BRIEF: Transcribe the material in full, exactly as written.
++++++++++++++++++++
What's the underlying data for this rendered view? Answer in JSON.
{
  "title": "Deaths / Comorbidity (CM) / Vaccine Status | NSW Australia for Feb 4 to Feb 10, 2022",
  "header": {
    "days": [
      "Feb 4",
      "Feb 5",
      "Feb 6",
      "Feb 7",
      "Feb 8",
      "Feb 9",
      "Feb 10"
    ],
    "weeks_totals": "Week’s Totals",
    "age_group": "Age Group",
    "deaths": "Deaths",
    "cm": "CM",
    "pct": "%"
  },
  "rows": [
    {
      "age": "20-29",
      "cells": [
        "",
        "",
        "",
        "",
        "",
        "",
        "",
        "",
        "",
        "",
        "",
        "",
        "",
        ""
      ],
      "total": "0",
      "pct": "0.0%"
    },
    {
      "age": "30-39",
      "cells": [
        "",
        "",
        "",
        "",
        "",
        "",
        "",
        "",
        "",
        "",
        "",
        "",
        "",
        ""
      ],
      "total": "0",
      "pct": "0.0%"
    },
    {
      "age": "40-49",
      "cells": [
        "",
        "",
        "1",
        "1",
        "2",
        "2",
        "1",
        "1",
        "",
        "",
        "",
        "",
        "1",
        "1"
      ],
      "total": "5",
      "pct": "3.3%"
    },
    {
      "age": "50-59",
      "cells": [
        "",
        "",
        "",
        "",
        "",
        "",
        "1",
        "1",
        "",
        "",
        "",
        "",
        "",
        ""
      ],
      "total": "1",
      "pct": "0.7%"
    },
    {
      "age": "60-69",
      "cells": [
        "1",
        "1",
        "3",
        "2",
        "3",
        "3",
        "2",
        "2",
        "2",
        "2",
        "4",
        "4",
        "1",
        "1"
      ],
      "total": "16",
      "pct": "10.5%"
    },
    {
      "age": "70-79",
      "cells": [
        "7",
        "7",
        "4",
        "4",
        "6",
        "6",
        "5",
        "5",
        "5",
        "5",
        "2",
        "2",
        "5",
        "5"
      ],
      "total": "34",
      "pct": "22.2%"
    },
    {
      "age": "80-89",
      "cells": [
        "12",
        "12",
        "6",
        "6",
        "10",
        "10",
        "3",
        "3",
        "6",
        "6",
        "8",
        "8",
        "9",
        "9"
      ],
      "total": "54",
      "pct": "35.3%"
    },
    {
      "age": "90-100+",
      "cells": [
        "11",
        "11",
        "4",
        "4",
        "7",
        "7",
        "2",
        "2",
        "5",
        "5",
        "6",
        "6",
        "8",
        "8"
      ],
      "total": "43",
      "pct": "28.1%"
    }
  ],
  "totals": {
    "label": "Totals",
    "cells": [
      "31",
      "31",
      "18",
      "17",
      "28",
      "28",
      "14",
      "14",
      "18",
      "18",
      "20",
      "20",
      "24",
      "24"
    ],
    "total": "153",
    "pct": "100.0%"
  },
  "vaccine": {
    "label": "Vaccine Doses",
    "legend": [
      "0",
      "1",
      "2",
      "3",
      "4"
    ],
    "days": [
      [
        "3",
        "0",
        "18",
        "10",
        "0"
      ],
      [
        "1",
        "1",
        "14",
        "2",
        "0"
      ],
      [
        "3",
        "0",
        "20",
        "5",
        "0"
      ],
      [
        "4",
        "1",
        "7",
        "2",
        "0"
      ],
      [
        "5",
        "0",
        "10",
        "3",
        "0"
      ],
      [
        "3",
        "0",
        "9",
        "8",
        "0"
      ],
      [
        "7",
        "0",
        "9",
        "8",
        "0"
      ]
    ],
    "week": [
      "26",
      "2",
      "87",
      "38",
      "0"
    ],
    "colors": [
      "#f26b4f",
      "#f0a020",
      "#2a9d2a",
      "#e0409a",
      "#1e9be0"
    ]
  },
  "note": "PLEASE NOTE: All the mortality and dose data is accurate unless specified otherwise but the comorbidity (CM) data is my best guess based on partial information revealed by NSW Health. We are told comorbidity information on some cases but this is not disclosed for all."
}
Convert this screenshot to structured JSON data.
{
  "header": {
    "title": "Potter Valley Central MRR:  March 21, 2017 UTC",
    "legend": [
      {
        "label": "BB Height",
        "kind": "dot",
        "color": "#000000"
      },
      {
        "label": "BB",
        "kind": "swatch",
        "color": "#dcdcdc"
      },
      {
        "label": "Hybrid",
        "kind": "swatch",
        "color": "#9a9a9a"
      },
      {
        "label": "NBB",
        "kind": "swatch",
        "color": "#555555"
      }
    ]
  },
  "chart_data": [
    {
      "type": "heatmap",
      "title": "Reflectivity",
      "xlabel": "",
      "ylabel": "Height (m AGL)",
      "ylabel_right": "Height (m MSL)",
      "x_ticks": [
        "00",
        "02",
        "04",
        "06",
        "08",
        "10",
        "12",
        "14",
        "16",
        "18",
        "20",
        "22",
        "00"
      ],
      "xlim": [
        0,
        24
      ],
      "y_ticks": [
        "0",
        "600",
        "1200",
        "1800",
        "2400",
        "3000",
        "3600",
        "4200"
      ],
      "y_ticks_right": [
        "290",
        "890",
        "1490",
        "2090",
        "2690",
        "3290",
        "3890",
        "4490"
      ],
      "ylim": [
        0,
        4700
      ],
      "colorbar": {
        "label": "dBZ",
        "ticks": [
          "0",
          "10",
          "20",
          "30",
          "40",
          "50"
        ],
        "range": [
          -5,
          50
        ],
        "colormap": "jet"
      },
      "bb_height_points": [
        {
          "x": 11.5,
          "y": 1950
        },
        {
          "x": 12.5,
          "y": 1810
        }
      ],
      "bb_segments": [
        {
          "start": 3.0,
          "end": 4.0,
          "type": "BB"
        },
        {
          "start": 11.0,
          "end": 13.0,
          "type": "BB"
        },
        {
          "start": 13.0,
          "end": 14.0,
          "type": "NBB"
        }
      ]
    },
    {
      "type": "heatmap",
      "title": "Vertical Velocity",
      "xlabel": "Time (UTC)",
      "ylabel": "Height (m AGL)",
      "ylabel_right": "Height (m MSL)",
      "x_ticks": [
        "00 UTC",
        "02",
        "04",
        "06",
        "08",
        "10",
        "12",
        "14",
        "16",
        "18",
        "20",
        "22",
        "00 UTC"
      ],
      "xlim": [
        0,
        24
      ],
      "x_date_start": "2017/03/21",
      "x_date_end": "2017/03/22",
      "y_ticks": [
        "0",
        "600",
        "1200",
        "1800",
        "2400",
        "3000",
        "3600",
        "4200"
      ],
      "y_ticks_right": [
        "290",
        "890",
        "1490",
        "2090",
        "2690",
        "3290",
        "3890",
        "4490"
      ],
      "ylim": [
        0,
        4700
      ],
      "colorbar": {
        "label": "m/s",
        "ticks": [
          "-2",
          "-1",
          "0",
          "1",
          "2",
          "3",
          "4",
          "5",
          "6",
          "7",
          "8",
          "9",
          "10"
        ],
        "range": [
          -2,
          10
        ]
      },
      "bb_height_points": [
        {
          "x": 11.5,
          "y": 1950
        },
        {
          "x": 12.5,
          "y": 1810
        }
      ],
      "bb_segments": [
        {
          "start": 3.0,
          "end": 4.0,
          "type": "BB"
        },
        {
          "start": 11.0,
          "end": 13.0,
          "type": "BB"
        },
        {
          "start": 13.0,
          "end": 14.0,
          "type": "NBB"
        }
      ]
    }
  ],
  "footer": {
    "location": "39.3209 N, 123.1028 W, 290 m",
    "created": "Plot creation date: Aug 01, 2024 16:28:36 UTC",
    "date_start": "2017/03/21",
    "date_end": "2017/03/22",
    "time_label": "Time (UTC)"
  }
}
++++++++++++++++++++
RESPONSE:
What's the underlying data for this rendered view? Answer in JSON.
{
  "title": "Deaths / Comorbidity (CM) / Vaccine Status | NSW Australia for Feb 4 to Feb 10, 2022",
  "header": {
    "days": [
      "Feb 4",
      "Feb 5",
      "Feb 6",
      "Feb 7",
      "Feb 8",
      "Feb 9",
      "Feb 10"
    ],
    "weeks_totals": "Week’s Totals",
    "age_group": "Age Group",
    "deaths": "Deaths",
    "cm": "CM",
    "pct": "%"
  },
  "rows": [
    {
      "age": "20-29",
      "cells": [
        "",
        "",
        "",
        "",
        "",
        "",
        "",
        "",
        "",
        "",
        "",
        "",
        "",
        ""
      ],
      "total": "0",
      "pct": "0.0%"
    },
    {
      "age": "30-39",
      "cells": [
        "",
        "",
        "",
        "",
        "",
        "",
        "",
        "",
        "",
        "",
        "",
        "",
        "",
        ""
      ],
      "total": "0",
      "pct": "0.0%"
    },
    {
      "age": "40-49",
      "cells": [
        "",
        "",
        "1",
        "1",
        "2",
        "2",
        "1",
        "1",
        "",
        "",
        "",
        "",
        "1",
        "1"
      ],
      "total": "5",
      "pct": "3.3%"
    },
    {
      "age": "50-59",
      "cells": [
        "",
        "",
        "",
        "",
        "",
        "",
        "1",
        "1",
        "",
        "",
        "",
        "",
        "",
        ""
      ],
      "total": "1",
      "pct": "0.7%"
    },
    {
      "age": "60-69",
      "cells": [
        "1",
        "1",
        "3",
        "2",
        "3",
        "3",
        "2",
        "2",
        "2",
        "2",
        "4",
        "4",
        "1",
        "1"
      ],
      "total": "16",
      "pct": "10.5%"
    },
    {
      "age": "70-79",
      "cells": [
        "7",
        "7",
        "4",
        "4",
        "6",
        "6",
        "5",
        "5",
        "5",
        "5",
        "2",
        "2",
        "5",
        "5"
      ],
      "total": "34",
      "pct": "22.2%"
    },
    {
      "age": "80-89",
      "cells": [
        "12",
        "12",
        "6",
        "6",
        "10",
        "10",
        "3",
        "3",
        "6",
        "6",
        "8",
        "8",
        "9",
        "9"
      ],
      "total": "54",
      "pct": "35.3%"
    },
    {
      "age": "90-100+",
      "cells": [
        "11",
        "11",
        "4",
        "4",
        "7",
        "7",
        "2",
        "2",
        "5",
        "5",
        "6",
        "6",
        "8",
        "8"
      ],
      "total": "43",
      "pct": "28.1%"
    }
  ],
  "totals": {
    "label": "Totals",
    "cells": [
      "31",
      "31",
      "18",
      "17",
      "28",
      "28",
      "14",
      "14",
      "18",
      "18",
      "20",
      "20",
      "24",
      "24"
    ],
    "total": "153",
    "pct": "100.0%"
  },
  "vaccine": {
    "label": "Vaccine Doses",
    "legend": [
      "0",
      "1",
      "2",
      "3",
      "4"
    ],
    "days": [
      [
        "3",
        "0",
        "18",
        "10",
        "0"
      ],
      [
        "1",
        "1",
        "14",
        "2",
        "0"
      ],
      [
        "3",
        "0",
        "20",
        "5",
        "0"
      ],
      [
        "4",
        "1",
        "7",
        "2",
        "0"
      ],
      [
        "5",
        "0",
        "10",
        "3",
        "0"
      ],
      [
        "3",
        "0",
        "9",
        "8",
        "0"
      ],
      [
        "7",
        "0",
        "9",
        "8",
        "0"
      ]
    ],
    "week": [
      "26",
      "2",
      "87",
      "38",
      "0"
    ],
    "colors": [
      "#f26b4f",
      "#f0a020",
      "#2a9d2a",
      "#e0409a",
      "#1e9be0"
    ]
  },
  "note": "PLEASE NOTE: All the mortality and dose data is accurate unless specified otherwise but the comorbidity (CM) data is my best guess based on partial information revealed by NSW Health. We are told comorbidity information on some cases but this is not disclosed for all."
}
Convert this screenshot to structured JSON data.
{
  "header": {
    "title": "Potter Valley Central MRR:  March 21, 2017 UTC",
    "legend": [
      {
        "label": "BB Height",
        "kind": "dot",
        "color": "#000000"
      },
      {
        "label": "BB",
        "kind": "swatch",
        "color": "#dcdcdc"
      },
      {
        "label": "Hybrid",
        "kind": "swatch",
        "color": "#9a9a9a"
      },
      {
        "label": "NBB",
        "kind": "swatch",
        "color": "#555555"
      }
    ]
  },
  "chart_data": [
    {
      "type": "heatmap",
      "title": "Reflectivity",
      "xlabel": "",
      "ylabel": "Height (m AGL)",
      "ylabel_right": "Height (m MSL)",
      "x_ticks": [
        "00",
        "02",
        "04",
        "06",
        "08",
        "10",
        "12",
        "14",
        "16",
        "18",
        "20",
        "22",
        "00"
      ],
      "xlim": [
        0,
        24
      ],
      "y_ticks": [
        "0",
        "600",
        "1200",
        "1800",
        "2400",
        "3000",
        "3600",
        "4200"
      ],
      "y_ticks_right": [
        "290",
        "890",
        "1490",
        "2090",
        "2690",
        "3290",
        "3890",
        "4490"
      ],
      "ylim": [
        0,
        4700
      ],
      "colorbar": {
        "label": "dBZ",
        "ticks": [
          "0",
          "10",
          "20",
          "30",
          "40",
          "50"
        ],
        "range": [
          -5,
          50
        ],
        "colormap": "jet"
      },
      "bb_height_points": [
        {
          "x": 11.5,
          "y": 1950
        },
        {
          "x": 12.5,
          "y": 1810
        }
      ],
      "bb_segments": [
        {
          "start": 3.0,
          "end": 4.0,
          "type": "BB"
        },
        {
          "start": 11.0,
          "end": 13.0,
          "type": "BB"
        },
        {
          "start": 13.0,
          "end": 14.0,
          "type": "NBB"
        }
      ]
    },
    {
      "type": "heatmap",
      "title": "Vertical Velocity",
      "xlabel": "Time (UTC)",
      "ylabel": "Height (m AGL)",
      "ylabel_right": "Height (m MSL)",
      "x_ticks": [
        "00 UTC",
        "02",
        "04",
        "06",
        "08",
        "10",
        "12",
        "14",
        "16",
        "18",
        "20",
        "22",
        "00 UTC"
      ],
      "xlim": [
        0,
        24
      ],
      "x_date_start": "2017/03/21",
      "x_date_end": "2017/03/22",
      "y_ticks": [
        "0",
        "600",
        "1200",
        "1800",
        "2400",
        "3000",
        "3600",
        "4200"
      ],
      "y_ticks_right": [
        "290",
        "890",
        "1490",
        "2090",
        "2690",
        "3290",
        "3890",
        "4490"
      ],
      "ylim": [
        0,
        4700
      ],
      "colorbar": {
        "label": "m/s",
        "ticks": [
          "-2",
          "-1",
          "0",
          "1",
          "2",
          "3",
          "4",
          "5",
          "6",
          "7",
          "8",
          "9",
          "10"
        ],
        "range": [
          -2,
          10
        ]
      },
      "bb_height_points": [
        {
          "x": 11.5,
          "y": 1950
        },
        {
          "x": 12.5,
          "y": 1810
        }
      ],
      "bb_segments": [
        {
          "start": 3.0,
          "end": 4.0,
          "type": "BB"
        },
        {
          "start": 11.0,
          "end": 13.0,
          "type": "BB"
        },
        {
          "start": 13.0,
          "end": 14.0,
          "type": "NBB"
        }
      ]
    }
  ],
  "footer": {
    "location": "39.3209 N, 123.1028 W, 290 m",
    "created": "Plot creation date: Aug 01, 2024 16:28:36 UTC",
    "date_start": "2017/03/21",
    "date_end": "2017/03/22",
    "time_label": "Time (UTC)"
  }
}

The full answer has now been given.